== Work to complete ==
In the listing below, find every line with the string "text" and pull it out.

== Items ==
-=-=-

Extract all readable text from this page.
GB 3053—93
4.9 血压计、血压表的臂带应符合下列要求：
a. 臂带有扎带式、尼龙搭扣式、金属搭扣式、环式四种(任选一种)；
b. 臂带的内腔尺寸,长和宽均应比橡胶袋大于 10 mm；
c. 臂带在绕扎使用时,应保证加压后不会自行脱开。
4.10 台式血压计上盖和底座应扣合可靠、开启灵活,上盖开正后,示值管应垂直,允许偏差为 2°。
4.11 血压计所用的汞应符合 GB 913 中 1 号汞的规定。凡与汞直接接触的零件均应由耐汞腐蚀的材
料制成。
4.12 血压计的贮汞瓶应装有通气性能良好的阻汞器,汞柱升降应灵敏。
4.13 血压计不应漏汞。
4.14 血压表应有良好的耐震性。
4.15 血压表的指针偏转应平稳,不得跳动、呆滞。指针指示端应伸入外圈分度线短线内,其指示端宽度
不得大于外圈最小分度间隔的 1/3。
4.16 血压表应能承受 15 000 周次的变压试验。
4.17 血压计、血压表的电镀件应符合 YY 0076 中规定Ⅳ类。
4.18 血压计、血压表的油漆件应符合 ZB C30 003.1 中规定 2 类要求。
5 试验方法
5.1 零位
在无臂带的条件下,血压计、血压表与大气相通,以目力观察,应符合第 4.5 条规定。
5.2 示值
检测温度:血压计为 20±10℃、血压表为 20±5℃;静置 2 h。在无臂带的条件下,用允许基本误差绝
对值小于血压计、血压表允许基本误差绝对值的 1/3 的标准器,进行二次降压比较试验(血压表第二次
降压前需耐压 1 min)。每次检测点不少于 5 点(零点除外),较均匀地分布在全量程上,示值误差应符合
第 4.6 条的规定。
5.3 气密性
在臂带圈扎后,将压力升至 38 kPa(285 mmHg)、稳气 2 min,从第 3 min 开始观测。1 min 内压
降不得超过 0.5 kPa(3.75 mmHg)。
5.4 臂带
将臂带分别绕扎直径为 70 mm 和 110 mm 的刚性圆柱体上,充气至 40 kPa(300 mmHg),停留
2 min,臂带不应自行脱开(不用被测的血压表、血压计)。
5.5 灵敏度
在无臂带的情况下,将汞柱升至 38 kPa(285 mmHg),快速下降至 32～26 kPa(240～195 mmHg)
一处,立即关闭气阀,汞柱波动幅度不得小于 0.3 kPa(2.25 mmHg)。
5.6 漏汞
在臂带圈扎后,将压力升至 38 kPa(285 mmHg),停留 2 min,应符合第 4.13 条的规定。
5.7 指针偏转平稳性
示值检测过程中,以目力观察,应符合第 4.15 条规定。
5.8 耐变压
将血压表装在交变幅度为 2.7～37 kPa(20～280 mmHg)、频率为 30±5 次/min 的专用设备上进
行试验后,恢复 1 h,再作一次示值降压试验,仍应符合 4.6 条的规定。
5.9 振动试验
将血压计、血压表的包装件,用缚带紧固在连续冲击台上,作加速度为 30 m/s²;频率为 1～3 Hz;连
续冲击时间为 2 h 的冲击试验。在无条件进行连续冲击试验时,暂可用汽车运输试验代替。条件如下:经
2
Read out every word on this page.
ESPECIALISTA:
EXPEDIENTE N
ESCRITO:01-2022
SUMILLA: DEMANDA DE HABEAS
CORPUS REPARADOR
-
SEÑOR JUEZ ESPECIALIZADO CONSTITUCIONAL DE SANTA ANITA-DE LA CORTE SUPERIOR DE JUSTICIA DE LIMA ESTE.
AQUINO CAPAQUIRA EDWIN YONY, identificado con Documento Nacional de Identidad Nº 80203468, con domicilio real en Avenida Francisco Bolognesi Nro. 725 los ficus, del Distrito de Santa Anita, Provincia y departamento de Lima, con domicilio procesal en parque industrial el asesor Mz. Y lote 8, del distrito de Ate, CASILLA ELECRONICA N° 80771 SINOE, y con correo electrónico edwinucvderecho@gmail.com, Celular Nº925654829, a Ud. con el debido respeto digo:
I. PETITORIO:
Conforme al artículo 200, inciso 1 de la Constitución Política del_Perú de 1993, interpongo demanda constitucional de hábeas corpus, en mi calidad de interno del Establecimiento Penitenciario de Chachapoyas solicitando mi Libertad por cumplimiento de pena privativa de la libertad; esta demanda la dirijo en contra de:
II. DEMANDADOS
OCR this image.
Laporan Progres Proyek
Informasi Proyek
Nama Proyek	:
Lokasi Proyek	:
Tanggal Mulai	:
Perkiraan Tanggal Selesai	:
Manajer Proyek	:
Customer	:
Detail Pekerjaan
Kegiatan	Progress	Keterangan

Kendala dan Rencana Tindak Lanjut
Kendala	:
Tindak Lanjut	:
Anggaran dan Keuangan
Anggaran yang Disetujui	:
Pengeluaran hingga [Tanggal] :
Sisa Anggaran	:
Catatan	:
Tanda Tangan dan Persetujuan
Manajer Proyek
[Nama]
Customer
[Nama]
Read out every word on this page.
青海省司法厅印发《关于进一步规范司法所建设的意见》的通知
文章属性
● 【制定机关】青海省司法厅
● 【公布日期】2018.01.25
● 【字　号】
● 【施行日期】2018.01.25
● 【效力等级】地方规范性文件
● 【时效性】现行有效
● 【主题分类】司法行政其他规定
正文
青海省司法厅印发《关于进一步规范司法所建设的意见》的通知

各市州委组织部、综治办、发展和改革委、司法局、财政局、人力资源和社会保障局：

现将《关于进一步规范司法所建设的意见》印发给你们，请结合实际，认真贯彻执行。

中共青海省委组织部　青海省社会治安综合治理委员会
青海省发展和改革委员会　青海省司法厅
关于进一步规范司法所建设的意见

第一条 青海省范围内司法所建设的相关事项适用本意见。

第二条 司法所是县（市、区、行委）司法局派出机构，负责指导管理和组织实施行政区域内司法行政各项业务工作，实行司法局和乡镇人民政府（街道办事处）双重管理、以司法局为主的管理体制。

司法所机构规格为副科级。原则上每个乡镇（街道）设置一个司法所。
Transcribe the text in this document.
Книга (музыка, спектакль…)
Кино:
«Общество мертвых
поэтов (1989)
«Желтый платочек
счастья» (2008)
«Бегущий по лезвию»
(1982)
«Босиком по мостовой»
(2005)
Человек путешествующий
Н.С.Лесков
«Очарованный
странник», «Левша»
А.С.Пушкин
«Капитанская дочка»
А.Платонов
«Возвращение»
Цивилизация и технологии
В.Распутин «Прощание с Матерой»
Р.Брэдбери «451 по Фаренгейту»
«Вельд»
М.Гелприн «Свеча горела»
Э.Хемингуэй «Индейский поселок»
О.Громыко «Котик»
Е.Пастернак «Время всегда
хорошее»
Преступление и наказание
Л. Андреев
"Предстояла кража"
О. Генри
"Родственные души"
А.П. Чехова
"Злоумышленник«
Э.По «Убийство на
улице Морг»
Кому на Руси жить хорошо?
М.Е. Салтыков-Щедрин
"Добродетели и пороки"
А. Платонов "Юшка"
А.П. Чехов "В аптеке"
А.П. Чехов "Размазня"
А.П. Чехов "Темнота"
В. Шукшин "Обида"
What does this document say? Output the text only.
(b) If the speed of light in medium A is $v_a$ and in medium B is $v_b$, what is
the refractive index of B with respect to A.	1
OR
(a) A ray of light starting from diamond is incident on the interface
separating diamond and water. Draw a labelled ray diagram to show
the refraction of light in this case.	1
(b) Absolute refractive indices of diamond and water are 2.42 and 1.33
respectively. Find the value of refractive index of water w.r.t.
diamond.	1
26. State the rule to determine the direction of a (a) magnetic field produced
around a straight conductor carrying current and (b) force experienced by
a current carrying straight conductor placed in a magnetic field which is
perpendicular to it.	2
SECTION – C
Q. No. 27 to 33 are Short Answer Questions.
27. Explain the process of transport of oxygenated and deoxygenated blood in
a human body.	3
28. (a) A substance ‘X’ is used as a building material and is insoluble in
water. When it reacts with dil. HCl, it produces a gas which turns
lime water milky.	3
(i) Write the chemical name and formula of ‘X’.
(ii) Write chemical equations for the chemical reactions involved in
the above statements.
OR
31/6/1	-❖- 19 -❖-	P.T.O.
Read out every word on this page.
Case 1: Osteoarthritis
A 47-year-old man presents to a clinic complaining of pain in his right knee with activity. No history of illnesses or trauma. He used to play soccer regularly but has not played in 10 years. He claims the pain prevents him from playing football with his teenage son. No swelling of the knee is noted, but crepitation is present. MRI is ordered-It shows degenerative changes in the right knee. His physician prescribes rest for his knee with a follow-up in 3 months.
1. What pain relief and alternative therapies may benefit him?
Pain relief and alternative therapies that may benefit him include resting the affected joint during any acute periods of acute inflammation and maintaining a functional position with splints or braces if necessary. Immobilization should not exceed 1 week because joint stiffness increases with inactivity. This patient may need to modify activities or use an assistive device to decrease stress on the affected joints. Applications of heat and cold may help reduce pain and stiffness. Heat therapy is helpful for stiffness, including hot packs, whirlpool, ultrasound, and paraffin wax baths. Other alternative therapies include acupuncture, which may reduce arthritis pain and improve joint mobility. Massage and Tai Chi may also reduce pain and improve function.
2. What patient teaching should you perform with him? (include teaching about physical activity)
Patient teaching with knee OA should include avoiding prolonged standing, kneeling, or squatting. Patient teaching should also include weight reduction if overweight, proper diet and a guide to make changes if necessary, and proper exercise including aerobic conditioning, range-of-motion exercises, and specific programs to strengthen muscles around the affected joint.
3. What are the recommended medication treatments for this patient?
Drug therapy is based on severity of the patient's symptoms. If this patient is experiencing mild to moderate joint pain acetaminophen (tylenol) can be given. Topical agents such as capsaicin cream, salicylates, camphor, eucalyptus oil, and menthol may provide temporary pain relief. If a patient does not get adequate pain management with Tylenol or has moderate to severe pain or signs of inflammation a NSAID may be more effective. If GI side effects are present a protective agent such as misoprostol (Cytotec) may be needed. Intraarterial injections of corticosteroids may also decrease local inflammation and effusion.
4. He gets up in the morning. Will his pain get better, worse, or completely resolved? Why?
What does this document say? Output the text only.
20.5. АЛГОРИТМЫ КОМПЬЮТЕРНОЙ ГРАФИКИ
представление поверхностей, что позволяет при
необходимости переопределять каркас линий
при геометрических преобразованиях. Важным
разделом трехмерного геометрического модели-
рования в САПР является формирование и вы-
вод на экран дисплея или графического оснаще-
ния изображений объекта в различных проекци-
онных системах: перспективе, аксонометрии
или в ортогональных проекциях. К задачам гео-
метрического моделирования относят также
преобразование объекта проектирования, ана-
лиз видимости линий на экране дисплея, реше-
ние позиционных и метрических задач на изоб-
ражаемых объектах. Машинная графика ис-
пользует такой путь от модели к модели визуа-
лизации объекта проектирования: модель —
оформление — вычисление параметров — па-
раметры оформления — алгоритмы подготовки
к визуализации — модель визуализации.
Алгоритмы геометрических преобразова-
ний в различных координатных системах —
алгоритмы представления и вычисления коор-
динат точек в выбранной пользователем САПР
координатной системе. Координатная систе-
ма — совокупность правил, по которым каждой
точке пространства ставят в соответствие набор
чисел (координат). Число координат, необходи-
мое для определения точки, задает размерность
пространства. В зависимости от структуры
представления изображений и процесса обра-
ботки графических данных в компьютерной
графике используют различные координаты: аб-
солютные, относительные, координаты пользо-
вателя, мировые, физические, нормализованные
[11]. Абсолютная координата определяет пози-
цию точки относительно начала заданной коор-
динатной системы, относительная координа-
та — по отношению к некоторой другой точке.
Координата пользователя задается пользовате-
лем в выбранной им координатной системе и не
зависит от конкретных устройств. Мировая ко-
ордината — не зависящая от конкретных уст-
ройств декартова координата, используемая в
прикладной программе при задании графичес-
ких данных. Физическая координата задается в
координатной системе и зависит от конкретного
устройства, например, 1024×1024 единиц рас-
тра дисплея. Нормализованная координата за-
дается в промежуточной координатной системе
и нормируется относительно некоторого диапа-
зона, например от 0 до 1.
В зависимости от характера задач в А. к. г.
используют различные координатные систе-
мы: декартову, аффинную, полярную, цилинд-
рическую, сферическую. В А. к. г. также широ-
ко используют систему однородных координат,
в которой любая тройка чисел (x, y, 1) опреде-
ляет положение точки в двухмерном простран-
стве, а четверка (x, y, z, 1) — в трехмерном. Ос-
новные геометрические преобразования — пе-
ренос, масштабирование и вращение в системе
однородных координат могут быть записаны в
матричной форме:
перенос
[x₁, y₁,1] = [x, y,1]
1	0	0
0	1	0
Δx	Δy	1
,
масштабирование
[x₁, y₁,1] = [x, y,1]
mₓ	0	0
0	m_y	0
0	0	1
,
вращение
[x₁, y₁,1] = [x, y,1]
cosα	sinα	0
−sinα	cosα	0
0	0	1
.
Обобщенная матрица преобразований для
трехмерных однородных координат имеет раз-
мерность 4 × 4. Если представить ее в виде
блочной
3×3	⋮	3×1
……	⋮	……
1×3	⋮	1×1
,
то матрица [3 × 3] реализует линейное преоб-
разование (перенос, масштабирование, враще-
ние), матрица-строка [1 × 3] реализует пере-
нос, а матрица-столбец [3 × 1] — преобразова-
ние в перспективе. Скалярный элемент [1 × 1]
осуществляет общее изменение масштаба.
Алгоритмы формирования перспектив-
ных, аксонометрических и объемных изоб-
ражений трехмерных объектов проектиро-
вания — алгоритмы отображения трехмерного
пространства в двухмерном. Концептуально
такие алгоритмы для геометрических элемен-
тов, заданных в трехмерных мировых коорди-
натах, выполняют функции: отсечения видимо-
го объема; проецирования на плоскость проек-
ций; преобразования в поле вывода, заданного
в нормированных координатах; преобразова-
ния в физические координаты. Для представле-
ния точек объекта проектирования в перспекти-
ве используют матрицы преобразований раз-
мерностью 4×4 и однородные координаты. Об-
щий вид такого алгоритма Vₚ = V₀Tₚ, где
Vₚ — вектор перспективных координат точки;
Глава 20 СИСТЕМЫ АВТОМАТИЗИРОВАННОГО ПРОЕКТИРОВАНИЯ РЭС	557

-=-=-

== Solved exercise ==
Extract all readable text from this page.
Transcribe the text in this document.
What does this document say? Output the text only.
What does this document say? Output the text only.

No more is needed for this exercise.